**TEXT EXTRACT:**

Proposals are due within weeks from Cray, IBM and Sun for Darpa's High Productivity Computing Systems project. HPCS aims to accelerate development of multipetaflops systems that would be radically easier to program than today's supercomputers.

"I don't know if this is a make-or-break deal for Cray, but it certainly will be critical to their long-term viability," said supercomputer expert Jack Dongarra, a distinguished professor in the Computer Science Department at the University of Tennessee.

High-performance technical computing "is our only focus," said Steve Scott, Cray's chief technology officer. "We are very serious about it. So the HPCS Phase 3 funding is a big deal for our company. It allows us to 'think out of the box' about systems a few years ahead of what we are used to."

AMD's lead
Last summer, Cray undertook a months-long evaluation of whether it would continue with AMD or switch to Intel as its strategic processor supplier through 2010. After reviewing both companies' road maps, Cray judged AMD's technically superior and thus decided to stay put.

"We were serious about switching to Intel if that made more sense, [but] we really like what AMD is doing," said Scott. "We are very happy with the AMD processor cores and systems interfaces. They have been leading Intel for a few years, and we see that likely to continue."

That word comes just as Intel has disclosed its Core microarchitecture in a bid to close the gap with AMD on performance and power (see story, page 1).

From Cray's perspective, one of AMD's crown jewels is HyperTransport, the gigahertz coherent interconnect on AMD's CPUs. Last fall, just a week after Cray made its decision to stick with AMD, Intel announced that introduction of its CSI processor interconnect would be delayed a year (search www.eetimes.com for article ID: 60404677). Though Intel has been sketchy on the details, CSI is believed to refer to Coherent Scalable Interconnect, a HyperTransport-like point-to-point inter- connect for directly linking processors that contain embedded memory controllers. Intel had suggested it would use the technology on both its Itanium and Xeon processors in 2007.

Intel still plans to use CSI on its Itanium CPUs, probably next year, said a senior computer engineer who asked not to be identified.

Meanwhile, the HyperTransport Consortium is weeks away from launching HT 3.0, which is expected to at least double the bandwidth of that interconnect while lowering latency and leaving the underlying protocol largely unaltered. "The spec is in progress, and we are absolutely on schedule," for a mid-2006 release, said consortium chairman David Rich.

Other factors beyond HyperTransport figured in AMD's favor when Cray made its decision, Scott said. They included AMD's use of an integrated memory controller, which reduces memory latency to about 53 nanoseconds, and its elimination of the north bridge chip, saving board space, power and cooling.

But Intel CTO Justin Rattner counters that embedding a memory controller creates a more power-hungry CPU. "We come down on the side of keeping the memory controller in the chip set," he said.

In its new architecture, Intel has ratcheted up its front-side processor bus to a surprising 1.33 GHz. "Intel did a better job than I thought with Core," said Nathan Brookwood, principal of market watcher Insight64 (Saratoga, Calif.). "AMD's performance advantage will narrow as the year progresses. They may even lose [it]."

A view of Cascade
A future version of Cray's XT3 "Red Storm" system, based on AMD Opteron CPUs, is the envisioned foundation on which Cray would consolidate technologies from three other systems it sells today: the X1E vector processor, the MTA multithreaded system and the XD1 system, which uses FPGA accelerators.

**STATED EXERCISE:**
How would the article on Cray's processor choice and the HPCS bid continue after its last paragraph? Write the next part. The material after this point has no connection to the article on Cray's supercomputer plans.

**EXTRACTED MATERIAL:**
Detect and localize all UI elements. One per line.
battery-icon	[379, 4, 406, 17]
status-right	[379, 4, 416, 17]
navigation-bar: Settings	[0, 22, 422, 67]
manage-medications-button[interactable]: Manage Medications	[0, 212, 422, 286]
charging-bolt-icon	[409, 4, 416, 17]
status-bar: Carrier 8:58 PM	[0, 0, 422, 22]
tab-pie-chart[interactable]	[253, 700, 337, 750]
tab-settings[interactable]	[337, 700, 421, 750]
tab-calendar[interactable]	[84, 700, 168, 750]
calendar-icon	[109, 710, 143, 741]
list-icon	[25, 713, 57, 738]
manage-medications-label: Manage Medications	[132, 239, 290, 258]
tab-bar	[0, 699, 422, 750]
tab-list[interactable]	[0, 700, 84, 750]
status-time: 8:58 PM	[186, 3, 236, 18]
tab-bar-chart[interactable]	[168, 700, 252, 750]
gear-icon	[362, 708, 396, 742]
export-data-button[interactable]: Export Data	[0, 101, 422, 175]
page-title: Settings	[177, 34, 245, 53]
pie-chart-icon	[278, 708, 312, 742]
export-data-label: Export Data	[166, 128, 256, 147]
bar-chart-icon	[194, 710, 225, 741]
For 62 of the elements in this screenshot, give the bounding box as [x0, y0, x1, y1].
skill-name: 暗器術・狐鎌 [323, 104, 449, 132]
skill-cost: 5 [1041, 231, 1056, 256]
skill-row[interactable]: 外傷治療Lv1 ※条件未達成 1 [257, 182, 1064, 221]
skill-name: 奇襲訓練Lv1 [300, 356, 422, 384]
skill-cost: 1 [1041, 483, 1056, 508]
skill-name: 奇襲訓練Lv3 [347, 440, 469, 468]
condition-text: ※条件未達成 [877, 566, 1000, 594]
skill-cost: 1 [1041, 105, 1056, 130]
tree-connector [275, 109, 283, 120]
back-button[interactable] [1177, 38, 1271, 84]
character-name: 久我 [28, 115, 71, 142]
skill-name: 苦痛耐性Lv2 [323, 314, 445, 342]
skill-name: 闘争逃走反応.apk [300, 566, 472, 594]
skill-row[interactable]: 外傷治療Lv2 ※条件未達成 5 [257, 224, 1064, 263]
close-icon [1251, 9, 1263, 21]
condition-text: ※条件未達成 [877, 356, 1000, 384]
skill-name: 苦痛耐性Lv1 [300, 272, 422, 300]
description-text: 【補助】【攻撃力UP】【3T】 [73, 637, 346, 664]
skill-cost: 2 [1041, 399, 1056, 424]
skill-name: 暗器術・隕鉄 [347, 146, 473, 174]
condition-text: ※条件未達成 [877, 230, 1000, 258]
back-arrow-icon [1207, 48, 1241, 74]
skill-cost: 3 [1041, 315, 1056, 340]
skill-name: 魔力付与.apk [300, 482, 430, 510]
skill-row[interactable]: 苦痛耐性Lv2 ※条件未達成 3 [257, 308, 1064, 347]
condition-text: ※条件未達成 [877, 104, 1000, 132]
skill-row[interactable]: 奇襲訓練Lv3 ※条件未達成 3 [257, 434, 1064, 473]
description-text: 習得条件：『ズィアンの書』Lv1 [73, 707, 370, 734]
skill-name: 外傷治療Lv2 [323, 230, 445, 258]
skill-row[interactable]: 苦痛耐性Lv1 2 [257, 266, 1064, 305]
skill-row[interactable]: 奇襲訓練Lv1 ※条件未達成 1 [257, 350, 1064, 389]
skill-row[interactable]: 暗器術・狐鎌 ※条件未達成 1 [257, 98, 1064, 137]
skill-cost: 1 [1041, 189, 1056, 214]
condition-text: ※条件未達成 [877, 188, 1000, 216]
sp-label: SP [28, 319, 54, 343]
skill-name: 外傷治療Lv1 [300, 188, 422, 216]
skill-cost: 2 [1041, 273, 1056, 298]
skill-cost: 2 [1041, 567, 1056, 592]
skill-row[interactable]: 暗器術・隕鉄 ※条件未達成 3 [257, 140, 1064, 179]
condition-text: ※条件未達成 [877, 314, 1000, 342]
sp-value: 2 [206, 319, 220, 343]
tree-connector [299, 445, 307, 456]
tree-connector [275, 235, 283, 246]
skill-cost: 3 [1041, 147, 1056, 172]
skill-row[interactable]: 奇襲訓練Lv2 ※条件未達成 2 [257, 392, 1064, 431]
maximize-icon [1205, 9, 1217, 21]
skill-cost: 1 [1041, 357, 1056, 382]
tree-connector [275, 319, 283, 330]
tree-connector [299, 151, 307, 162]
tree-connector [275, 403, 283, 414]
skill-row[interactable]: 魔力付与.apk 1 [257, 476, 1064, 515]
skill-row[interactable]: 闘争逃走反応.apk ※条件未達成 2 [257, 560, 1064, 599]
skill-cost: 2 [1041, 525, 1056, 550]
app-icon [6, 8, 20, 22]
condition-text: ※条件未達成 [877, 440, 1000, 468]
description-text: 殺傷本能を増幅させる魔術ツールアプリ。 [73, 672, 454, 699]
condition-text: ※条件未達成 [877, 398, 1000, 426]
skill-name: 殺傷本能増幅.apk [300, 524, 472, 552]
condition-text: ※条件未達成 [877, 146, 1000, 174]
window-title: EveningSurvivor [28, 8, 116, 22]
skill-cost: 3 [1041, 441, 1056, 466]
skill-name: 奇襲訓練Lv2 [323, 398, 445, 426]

**ANSWER TO THIS PROBLEM:**
"Our idea is to take these diverse architectures and integrate them. We plan a couple of iterations of systems that culminate in Cascade," said Scott.

"It looks like Cray is more focused than in the past" said Dongarra, who has been briefed on Cray's plans.

Cascade will take blade computing to a new level by integrating three types of processor boards. Opteron/Linux boards will handle overall systems services and act as applications processors.

A new board will be based on a hybrid ASIC that can shift on the fly between modes for vector processing and massive multithreading. The ASIC will functionally combine the 128-thread processor acquired from Tera Computer in March 2000 with a new version of Cray's existing vector processor.

In addition, Cray expects to design an FPGA accelerator board for Cascade based on its XD1 system. Thus Cascade will be "a high-performance 'data center in a box' that you can optimize for any kind of application--scalar, vector, multithreaded or FPGA," Scott said.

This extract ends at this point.